• JOB: Pictures do not belong in the copy; transcribe everything else in the records exactly.

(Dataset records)
━━━
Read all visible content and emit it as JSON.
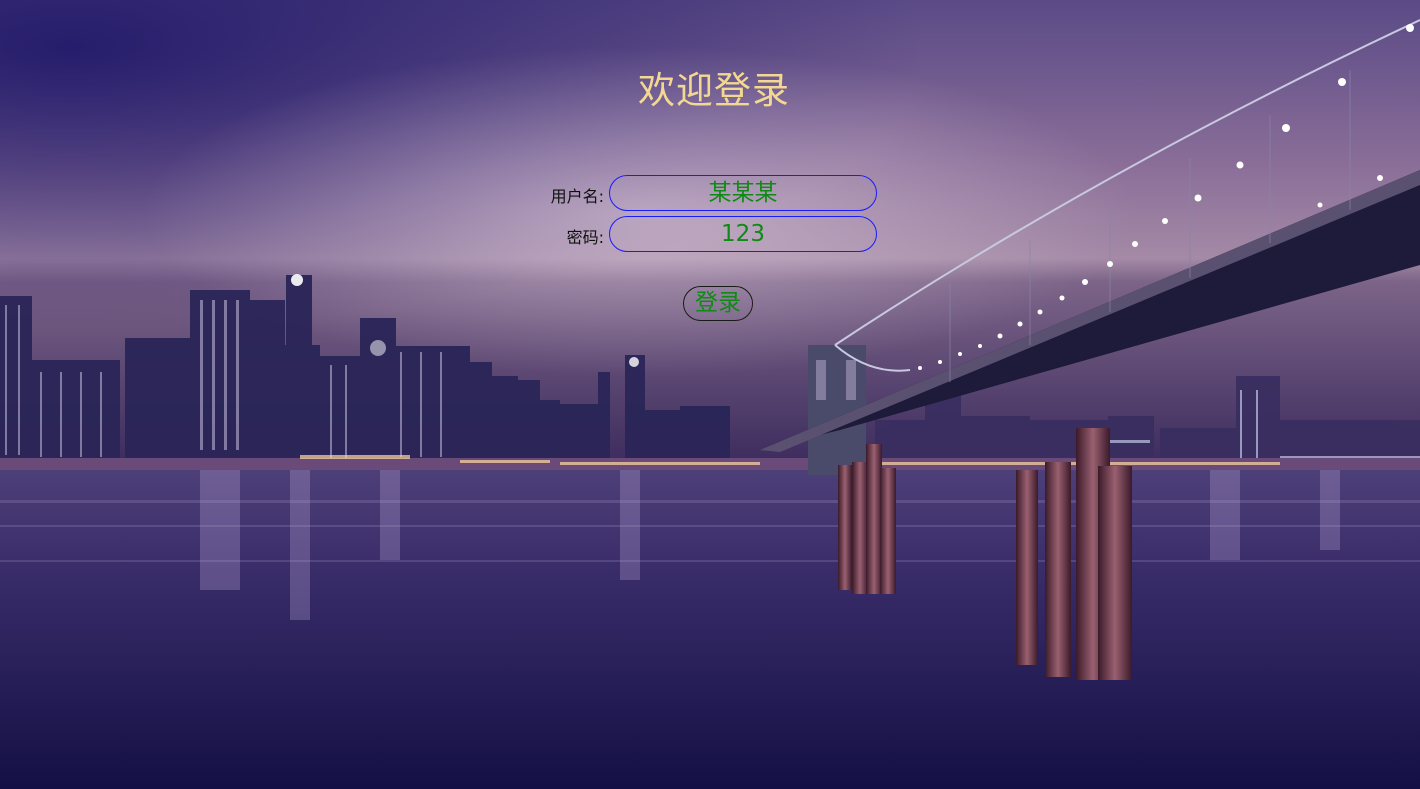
{
  "page": {
    "title": "欢迎登录"
  },
  "form": {
    "username_label": "用户名:",
    "username_value": "某某某",
    "password_label": "密码:",
    "password_value": "123",
    "submit_label": "登录"
  },
  "colors": {
    "title": "#f3d891",
    "field_text": "#0f8a14",
    "field_border": "#1a1aff",
    "label_text": "#111111"
  }
}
━━━
• PROBLEM SOLUTION:
Read all visible content and emit it as JSON.
{
  "page": {
    "title": "欢迎登录"
  },
  "form": {
    "username_label": "用户名:",
    "username_value": "某某某",
    "password_label": "密码:",
    "password_value": "123",
    "submit_label": "登录"
  },
  "colors": {
    "title": "#f3d891",
    "field_text": "#0f8a14",
    "field_border": "#1a1aff",
    "label_text": "#111111"
  }
}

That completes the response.